### MATERIAL SHOWN
»»

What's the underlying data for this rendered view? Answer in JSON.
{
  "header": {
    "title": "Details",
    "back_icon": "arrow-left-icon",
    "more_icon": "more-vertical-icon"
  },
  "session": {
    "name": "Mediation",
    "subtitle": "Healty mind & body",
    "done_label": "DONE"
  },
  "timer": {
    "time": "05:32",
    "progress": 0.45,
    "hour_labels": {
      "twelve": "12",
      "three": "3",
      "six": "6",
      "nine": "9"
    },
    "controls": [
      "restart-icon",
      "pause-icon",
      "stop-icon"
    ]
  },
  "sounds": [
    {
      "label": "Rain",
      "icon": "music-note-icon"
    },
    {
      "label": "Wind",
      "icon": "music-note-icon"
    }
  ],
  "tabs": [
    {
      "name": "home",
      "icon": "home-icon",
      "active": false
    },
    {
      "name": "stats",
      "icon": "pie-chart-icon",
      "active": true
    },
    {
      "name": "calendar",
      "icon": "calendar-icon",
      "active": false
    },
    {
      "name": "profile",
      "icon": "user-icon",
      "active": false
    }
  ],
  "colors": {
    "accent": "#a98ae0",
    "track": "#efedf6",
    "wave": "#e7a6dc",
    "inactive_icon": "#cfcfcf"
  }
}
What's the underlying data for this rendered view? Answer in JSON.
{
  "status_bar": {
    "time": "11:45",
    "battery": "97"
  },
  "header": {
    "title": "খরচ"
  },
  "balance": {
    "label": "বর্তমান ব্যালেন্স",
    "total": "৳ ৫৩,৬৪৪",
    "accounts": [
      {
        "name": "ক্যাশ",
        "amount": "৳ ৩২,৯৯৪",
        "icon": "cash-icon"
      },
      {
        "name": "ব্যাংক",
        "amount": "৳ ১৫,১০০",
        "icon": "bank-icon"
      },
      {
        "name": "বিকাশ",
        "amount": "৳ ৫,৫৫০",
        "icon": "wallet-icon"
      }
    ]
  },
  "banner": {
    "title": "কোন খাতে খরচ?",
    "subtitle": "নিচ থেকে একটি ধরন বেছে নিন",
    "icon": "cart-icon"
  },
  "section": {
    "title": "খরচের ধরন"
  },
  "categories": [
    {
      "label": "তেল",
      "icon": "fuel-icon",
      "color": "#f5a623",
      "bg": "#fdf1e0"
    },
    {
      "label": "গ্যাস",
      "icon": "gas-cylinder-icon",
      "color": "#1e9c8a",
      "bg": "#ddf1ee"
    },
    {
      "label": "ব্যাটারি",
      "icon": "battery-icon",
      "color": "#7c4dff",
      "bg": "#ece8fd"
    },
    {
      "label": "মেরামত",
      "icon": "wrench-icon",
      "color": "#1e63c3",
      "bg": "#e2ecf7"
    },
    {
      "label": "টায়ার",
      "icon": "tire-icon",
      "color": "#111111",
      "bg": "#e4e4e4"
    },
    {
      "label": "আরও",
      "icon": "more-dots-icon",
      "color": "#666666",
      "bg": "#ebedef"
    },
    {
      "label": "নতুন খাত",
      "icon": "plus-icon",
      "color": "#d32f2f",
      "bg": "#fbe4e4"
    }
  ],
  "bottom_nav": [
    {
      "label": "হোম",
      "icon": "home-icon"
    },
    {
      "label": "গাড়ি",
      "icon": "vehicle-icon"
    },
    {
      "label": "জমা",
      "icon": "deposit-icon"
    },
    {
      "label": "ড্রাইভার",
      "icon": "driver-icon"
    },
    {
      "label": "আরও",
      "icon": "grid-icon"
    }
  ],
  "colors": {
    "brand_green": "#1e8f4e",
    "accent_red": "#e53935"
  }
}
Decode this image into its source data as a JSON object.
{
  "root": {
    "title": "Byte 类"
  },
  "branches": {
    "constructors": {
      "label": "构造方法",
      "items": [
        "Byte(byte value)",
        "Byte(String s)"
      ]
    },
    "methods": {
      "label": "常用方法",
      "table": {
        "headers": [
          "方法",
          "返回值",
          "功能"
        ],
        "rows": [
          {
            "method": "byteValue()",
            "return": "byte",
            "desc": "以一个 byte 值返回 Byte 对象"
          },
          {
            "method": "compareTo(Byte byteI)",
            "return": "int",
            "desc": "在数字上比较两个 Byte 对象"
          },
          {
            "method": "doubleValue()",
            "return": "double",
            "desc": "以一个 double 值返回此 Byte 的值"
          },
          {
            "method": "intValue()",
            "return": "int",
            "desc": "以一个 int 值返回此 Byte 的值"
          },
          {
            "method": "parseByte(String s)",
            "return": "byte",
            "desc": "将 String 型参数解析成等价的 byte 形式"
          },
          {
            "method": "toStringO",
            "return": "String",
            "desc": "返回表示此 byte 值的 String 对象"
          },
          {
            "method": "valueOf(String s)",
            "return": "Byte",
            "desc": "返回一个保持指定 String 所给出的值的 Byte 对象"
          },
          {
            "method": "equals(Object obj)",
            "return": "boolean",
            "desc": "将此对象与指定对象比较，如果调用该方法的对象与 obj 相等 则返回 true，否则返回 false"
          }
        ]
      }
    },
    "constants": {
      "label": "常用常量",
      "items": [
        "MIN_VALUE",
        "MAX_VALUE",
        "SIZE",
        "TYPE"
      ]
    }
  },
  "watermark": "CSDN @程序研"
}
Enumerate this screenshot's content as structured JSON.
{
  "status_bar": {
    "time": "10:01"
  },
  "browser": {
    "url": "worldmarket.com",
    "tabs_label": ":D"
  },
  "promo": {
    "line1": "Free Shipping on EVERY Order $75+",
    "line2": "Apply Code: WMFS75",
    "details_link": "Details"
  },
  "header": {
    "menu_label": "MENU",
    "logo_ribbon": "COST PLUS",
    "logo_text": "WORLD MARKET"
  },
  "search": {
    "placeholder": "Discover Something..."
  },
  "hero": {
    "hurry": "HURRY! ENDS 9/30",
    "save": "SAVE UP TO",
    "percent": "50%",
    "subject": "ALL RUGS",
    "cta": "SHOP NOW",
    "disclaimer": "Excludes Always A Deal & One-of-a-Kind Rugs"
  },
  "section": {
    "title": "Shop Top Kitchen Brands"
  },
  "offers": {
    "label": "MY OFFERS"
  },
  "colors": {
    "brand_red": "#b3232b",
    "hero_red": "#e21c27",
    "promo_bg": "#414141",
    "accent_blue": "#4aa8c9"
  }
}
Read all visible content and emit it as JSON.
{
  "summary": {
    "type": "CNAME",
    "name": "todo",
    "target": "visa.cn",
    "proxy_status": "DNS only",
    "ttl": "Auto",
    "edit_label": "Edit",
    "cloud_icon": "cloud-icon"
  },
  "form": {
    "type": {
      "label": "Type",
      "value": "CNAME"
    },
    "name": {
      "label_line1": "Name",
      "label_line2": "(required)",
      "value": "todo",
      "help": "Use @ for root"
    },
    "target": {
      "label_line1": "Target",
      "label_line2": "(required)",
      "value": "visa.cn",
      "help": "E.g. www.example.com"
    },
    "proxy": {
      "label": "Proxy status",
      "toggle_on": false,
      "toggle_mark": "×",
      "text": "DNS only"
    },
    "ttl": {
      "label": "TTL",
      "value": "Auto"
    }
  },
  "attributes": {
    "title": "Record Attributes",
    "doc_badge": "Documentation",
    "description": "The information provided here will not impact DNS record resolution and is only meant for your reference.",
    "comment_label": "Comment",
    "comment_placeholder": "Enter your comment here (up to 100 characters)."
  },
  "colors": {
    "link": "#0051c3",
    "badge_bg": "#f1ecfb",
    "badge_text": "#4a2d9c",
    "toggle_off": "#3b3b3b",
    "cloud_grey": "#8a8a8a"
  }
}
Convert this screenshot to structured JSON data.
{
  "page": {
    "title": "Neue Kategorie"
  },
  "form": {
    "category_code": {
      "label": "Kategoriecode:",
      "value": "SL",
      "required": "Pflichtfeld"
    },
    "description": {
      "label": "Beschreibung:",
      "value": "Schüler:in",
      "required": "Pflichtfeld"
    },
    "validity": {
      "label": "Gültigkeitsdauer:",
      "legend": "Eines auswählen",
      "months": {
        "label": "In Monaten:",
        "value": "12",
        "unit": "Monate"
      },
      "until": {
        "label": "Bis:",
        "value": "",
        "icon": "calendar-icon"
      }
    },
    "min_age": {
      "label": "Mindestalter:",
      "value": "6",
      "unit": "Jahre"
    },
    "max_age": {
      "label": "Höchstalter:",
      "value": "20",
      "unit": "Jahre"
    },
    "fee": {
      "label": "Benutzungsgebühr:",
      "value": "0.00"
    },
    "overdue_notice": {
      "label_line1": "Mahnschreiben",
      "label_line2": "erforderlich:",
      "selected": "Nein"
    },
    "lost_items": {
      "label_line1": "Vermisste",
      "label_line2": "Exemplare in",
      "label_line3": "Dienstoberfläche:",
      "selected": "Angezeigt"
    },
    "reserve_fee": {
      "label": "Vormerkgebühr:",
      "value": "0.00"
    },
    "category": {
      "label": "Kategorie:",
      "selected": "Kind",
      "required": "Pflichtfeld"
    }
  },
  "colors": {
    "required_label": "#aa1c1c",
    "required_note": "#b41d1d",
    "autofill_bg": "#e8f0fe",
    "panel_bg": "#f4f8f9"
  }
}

««

### GIVEN INSTRUCTION
Pick out and copy every line that contains the word "content".

### WRITTEN ANSWER
Enumerate this screenshot's content as structured JSON.
Read all visible content and emit it as JSON.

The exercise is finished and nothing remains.